# PROBLEM
Reply with one number only, the count of lines holding the string "screenshot".
━━━━
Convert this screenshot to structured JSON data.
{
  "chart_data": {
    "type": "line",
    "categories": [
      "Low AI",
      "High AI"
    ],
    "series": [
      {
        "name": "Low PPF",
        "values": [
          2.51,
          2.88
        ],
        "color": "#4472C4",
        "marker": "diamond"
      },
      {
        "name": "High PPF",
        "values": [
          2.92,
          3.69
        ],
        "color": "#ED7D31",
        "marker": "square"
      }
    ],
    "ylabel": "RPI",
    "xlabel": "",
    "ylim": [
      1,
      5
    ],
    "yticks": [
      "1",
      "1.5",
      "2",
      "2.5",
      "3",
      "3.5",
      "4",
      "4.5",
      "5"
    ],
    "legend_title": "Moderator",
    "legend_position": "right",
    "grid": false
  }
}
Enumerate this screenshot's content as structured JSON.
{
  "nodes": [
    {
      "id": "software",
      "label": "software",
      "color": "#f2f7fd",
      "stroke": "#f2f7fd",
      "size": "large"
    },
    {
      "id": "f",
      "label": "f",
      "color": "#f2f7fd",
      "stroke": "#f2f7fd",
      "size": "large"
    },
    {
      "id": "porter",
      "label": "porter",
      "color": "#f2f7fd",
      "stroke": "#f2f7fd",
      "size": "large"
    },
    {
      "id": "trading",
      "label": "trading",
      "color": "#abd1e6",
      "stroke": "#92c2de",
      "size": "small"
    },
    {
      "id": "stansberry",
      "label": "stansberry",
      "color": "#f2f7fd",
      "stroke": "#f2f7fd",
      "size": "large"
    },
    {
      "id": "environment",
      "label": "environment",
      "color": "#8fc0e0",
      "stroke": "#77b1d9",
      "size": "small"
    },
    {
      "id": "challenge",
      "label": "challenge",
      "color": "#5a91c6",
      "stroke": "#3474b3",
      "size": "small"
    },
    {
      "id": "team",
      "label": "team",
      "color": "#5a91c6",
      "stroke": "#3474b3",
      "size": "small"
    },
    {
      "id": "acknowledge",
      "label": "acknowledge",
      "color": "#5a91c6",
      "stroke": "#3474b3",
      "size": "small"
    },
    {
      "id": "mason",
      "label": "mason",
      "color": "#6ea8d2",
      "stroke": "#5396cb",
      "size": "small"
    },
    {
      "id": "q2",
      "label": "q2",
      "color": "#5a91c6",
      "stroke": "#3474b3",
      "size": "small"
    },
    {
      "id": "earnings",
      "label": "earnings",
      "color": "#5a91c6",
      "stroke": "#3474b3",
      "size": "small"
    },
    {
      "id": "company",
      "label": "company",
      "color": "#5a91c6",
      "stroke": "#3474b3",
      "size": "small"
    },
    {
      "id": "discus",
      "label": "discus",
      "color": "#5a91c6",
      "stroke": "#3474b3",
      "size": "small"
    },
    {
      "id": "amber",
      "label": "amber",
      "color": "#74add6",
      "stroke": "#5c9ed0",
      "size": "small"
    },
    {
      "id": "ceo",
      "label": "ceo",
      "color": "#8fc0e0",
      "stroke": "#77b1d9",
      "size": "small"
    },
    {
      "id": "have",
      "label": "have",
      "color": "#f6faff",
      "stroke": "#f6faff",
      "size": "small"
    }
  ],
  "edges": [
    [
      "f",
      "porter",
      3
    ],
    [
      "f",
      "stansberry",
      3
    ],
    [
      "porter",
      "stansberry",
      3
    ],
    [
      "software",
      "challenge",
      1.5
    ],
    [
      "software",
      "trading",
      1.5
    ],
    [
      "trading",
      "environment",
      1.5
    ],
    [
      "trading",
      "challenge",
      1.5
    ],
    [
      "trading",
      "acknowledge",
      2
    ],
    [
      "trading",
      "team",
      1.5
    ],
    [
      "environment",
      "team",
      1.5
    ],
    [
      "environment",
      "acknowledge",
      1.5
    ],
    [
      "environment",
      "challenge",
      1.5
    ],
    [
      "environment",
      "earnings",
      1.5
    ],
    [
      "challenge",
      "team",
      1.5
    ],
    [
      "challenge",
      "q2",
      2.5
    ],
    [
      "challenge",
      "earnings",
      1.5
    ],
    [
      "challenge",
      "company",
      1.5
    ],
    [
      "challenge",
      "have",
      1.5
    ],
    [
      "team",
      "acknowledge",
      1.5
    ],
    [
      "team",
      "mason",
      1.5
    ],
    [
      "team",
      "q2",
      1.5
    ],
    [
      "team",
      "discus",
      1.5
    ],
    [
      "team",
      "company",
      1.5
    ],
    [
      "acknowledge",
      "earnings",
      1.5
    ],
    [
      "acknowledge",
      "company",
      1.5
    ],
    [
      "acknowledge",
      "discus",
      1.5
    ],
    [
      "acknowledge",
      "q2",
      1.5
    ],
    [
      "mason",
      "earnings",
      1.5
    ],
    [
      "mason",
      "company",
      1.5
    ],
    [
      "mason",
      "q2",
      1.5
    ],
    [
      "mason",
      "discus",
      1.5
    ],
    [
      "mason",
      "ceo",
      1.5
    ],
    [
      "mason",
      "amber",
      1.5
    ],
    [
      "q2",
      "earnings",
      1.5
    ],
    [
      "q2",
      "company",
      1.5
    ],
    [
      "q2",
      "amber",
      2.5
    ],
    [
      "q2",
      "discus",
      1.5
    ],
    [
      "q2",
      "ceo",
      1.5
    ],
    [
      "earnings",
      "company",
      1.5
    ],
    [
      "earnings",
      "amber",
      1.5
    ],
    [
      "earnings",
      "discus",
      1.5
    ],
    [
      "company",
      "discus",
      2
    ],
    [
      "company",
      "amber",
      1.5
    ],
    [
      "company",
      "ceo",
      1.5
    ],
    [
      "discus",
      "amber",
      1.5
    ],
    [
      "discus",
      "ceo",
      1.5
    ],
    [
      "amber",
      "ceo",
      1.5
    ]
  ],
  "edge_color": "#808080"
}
━━━━
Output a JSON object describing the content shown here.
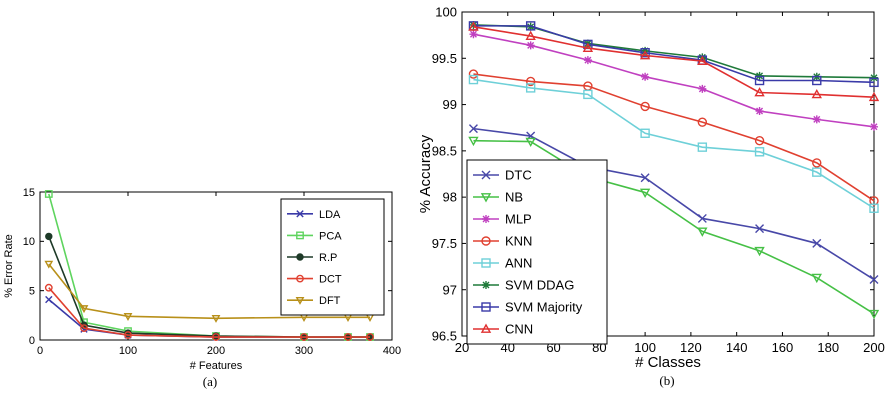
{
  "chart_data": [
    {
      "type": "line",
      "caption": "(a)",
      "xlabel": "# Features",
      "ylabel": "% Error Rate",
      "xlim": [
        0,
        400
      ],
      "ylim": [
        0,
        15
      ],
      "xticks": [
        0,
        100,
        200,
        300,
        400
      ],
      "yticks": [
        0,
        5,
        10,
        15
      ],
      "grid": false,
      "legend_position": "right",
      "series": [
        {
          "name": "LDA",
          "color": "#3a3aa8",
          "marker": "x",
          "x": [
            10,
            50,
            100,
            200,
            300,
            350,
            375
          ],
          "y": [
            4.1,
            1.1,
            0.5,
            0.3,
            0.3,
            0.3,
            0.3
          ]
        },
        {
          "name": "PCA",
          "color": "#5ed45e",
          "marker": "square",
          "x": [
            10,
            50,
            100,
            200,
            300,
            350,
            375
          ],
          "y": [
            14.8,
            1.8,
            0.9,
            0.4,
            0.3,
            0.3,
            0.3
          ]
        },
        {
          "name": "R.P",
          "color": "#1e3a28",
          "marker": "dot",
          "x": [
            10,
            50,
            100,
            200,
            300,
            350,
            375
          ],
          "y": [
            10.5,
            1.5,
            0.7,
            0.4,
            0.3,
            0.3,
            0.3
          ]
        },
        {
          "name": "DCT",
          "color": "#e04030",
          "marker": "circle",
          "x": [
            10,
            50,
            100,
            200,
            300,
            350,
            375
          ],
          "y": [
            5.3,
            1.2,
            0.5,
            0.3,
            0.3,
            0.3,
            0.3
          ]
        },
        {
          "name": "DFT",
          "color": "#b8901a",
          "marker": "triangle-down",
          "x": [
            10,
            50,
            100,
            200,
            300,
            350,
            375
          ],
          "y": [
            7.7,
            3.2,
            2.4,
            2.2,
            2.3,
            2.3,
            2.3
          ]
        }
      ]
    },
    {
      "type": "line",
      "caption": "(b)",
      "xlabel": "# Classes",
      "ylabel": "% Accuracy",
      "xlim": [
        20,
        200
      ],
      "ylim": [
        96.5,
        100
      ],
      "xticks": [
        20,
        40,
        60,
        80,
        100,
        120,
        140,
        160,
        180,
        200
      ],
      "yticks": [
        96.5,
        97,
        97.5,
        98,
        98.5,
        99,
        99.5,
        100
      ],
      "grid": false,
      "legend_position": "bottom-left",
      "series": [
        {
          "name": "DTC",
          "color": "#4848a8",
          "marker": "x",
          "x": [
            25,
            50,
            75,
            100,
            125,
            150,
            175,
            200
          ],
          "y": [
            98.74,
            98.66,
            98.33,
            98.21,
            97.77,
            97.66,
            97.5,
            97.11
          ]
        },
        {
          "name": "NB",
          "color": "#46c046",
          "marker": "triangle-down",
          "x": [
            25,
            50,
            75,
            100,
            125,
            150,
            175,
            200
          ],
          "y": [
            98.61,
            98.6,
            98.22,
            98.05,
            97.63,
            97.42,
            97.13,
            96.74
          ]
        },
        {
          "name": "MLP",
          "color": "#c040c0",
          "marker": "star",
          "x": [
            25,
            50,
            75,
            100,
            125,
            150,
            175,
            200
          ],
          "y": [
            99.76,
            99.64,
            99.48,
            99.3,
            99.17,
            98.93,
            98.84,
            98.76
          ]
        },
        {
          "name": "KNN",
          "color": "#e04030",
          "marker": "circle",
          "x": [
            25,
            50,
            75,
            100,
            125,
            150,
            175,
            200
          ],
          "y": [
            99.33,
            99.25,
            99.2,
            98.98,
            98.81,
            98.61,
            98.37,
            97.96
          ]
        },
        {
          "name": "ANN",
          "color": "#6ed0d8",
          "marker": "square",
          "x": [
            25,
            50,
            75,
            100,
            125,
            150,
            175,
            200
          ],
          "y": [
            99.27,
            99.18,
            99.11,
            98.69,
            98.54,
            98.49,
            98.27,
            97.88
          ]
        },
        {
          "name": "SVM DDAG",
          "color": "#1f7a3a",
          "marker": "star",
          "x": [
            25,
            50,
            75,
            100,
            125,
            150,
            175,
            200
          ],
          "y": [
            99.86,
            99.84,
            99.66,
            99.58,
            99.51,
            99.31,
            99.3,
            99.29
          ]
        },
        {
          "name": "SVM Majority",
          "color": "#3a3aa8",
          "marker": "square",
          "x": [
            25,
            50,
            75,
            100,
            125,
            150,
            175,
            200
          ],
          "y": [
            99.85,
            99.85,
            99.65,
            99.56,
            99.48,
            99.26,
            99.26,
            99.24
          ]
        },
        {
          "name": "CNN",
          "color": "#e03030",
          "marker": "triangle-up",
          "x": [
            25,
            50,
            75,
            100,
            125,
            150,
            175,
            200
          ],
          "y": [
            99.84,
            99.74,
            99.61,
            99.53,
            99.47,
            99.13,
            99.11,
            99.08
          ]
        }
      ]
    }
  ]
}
━━━━
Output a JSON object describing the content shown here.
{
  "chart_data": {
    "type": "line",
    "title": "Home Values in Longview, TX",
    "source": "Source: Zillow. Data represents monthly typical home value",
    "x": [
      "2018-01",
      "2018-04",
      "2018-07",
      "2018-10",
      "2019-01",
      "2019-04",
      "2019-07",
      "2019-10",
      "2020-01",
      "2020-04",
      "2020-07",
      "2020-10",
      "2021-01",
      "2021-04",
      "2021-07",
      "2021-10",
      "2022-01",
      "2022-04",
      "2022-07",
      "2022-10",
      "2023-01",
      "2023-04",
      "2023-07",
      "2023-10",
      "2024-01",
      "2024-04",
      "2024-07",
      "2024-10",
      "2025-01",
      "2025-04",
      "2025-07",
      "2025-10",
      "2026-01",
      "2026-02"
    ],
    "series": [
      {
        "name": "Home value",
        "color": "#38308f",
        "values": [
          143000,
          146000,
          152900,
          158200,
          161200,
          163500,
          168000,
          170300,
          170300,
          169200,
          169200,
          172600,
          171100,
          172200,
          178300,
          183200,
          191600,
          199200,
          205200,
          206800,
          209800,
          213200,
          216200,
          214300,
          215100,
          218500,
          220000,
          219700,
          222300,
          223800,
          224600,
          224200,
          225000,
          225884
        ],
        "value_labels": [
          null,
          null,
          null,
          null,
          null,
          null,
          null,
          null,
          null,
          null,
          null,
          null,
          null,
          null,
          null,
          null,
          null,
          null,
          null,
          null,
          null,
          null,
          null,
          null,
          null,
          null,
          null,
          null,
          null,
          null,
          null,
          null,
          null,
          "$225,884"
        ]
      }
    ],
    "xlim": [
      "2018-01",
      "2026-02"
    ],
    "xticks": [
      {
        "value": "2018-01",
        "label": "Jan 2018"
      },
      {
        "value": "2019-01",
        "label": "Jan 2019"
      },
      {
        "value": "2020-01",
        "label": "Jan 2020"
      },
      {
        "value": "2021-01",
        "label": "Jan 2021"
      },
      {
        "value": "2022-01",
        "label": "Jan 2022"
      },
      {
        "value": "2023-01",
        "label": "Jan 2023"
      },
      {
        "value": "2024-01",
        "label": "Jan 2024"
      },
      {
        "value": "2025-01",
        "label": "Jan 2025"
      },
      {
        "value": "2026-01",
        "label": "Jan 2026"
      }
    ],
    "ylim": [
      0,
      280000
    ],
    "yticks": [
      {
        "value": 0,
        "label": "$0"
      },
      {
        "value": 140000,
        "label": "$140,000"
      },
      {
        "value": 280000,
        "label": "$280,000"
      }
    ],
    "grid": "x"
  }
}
━━━━
# FULL SOLUTION
2